**Work to complete:** Copy out all the records exactly.
--- Begin Record set ---
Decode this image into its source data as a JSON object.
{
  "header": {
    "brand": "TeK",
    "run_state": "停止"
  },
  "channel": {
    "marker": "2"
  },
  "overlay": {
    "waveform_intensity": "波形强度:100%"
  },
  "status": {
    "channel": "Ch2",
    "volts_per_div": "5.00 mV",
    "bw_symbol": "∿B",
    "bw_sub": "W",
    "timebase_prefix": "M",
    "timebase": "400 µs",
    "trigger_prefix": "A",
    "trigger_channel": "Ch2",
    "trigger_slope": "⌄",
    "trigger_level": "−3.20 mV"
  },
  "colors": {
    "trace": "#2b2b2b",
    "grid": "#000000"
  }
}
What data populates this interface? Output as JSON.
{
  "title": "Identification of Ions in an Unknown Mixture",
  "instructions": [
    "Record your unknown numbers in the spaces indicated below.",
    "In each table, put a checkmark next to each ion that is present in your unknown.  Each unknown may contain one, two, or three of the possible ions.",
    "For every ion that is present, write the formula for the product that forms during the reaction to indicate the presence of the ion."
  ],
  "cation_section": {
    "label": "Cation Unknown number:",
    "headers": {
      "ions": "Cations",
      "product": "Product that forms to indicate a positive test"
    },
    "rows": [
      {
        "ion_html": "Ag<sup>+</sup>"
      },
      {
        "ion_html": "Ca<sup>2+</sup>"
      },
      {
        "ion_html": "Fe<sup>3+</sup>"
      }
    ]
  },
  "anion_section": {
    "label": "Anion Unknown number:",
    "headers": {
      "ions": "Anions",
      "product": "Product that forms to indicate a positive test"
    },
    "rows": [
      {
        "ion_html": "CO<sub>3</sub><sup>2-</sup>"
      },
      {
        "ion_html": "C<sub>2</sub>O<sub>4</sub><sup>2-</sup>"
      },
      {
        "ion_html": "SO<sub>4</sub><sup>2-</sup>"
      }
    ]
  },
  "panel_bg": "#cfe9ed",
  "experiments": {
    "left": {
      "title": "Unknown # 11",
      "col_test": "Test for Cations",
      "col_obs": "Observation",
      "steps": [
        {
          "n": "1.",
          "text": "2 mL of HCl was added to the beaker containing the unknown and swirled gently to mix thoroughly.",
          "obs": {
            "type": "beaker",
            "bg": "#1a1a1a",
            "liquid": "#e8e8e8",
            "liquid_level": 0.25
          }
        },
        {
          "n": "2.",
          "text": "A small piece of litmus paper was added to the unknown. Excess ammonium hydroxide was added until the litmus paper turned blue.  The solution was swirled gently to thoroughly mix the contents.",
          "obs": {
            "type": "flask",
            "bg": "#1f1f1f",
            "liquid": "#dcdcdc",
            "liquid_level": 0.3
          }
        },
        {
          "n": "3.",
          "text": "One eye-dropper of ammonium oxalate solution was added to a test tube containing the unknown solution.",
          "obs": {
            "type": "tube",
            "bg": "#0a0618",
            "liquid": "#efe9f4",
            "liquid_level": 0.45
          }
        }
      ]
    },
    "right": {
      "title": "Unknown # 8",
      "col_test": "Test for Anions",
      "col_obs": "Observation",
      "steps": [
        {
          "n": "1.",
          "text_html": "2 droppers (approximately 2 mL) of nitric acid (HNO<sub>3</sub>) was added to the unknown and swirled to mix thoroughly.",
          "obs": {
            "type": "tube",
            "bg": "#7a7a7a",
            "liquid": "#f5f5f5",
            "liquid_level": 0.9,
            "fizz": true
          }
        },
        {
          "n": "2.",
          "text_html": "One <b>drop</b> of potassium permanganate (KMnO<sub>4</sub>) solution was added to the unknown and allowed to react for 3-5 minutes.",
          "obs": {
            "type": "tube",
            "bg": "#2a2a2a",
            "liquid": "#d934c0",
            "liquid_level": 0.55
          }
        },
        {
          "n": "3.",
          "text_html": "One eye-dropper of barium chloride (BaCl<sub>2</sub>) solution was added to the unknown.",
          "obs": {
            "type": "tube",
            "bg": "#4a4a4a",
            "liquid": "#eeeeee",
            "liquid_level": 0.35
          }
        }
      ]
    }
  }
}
--- End Record set ---
**Solution below:**
Decode this image into its source data as a JSON object.
{
  "header": {
    "brand": "TeK",
    "run_state": "停止"
  },
  "channel": {
    "marker": "2"
  },
  "overlay": {
    "waveform_intensity": "波形强度:100%"
  },
  "status": {
    "channel": "Ch2",
    "volts_per_div": "5.00 mV",
    "bw_symbol": "∿B",
    "bw_sub": "W",
    "timebase_prefix": "M",
    "timebase": "400 µs",
    "trigger_prefix": "A",
    "trigger_channel": "Ch2",
    "trigger_slope": "⌄",
    "trigger_level": "−3.20 mV"
  },
  "colors": {
    "trace": "#2b2b2b",
    "grid": "#000000"
  }
}
What data populates this interface? Output as JSON.
{
  "title": "Identification of Ions in an Unknown Mixture",
  "instructions": [
    "Record your unknown numbers in the spaces indicated below.",
    "In each table, put a checkmark next to each ion that is present in your unknown.  Each unknown may contain one, two, or three of the possible ions.",
    "For every ion that is present, write the formula for the product that forms during the reaction to indicate the presence of the ion."
  ],
  "cation_section": {
    "label": "Cation Unknown number:",
    "headers": {
      "ions": "Cations",
      "product": "Product that forms to indicate a positive test"
    },
    "rows": [
      {
        "ion_html": "Ag<sup>+</sup>"
      },
      {
        "ion_html": "Ca<sup>2+</sup>"
      },
      {
        "ion_html": "Fe<sup>3+</sup>"
      }
    ]
  },
  "anion_section": {
    "label": "Anion Unknown number:",
    "headers": {
      "ions": "Anions",
      "product": "Product that forms to indicate a positive test"
    },
    "rows": [
      {
        "ion_html": "CO<sub>3</sub><sup>2-</sup>"
      },
      {
        "ion_html": "C<sub>2</sub>O<sub>4</sub><sup>2-</sup>"
      },
      {
        "ion_html": "SO<sub>4</sub><sup>2-</sup>"
      }
    ]
  },
  "panel_bg": "#cfe9ed",
  "experiments": {
    "left": {
      "title": "Unknown # 11",
      "col_test": "Test for Cations",
      "col_obs": "Observation",
      "steps": [
        {
          "n": "1.",
          "text": "2 mL of HCl was added to the beaker containing the unknown and swirled gently to mix thoroughly.",
          "obs": {
            "type": "beaker",
            "bg": "#1a1a1a",
            "liquid": "#e8e8e8",
            "liquid_level": 0.25
          }
        },
        {
          "n": "2.",
          "text": "A small piece of litmus paper was added to the unknown. Excess ammonium hydroxide was added until the litmus paper turned blue.  The solution was swirled gently to thoroughly mix the contents.",
          "obs": {
            "type": "flask",
            "bg": "#1f1f1f",
            "liquid": "#dcdcdc",
            "liquid_level": 0.3
          }
        },
        {
          "n": "3.",
          "text": "One eye-dropper of ammonium oxalate solution was added to a test tube containing the unknown solution.",
          "obs": {
            "type": "tube",
            "bg": "#0a0618",
            "liquid": "#efe9f4",
            "liquid_level": 0.45
          }
        }
      ]
    },
    "right": {
      "title": "Unknown # 8",
      "col_test": "Test for Anions",
      "col_obs": "Observation",
      "steps": [
        {
          "n": "1.",
          "text_html": "2 droppers (approximately 2 mL) of nitric acid (HNO<sub>3</sub>) was added to the unknown and swirled to mix thoroughly.",
          "obs": {
            "type": "tube",
            "bg": "#7a7a7a",
            "liquid": "#f5f5f5",
            "liquid_level": 0.9,
            "fizz": true
          }
        },
        {
          "n": "2.",
          "text_html": "One <b>drop</b> of potassium permanganate (KMnO<sub>4</sub>) solution was added to the unknown and allowed to react for 3-5 minutes.",
          "obs": {
            "type": "tube",
            "bg": "#2a2a2a",
            "liquid": "#d934c0",
            "liquid_level": 0.55
          }
        },
        {
          "n": "3.",
          "text_html": "One eye-dropper of barium chloride (BaCl<sub>2</sub>) solution was added to the unknown.",
          "obs": {
            "type": "tube",
            "bg": "#4a4a4a",
            "liquid": "#eeeeee",
            "liquid_level": 0.35
          }
        }
      ]
    }
  }
}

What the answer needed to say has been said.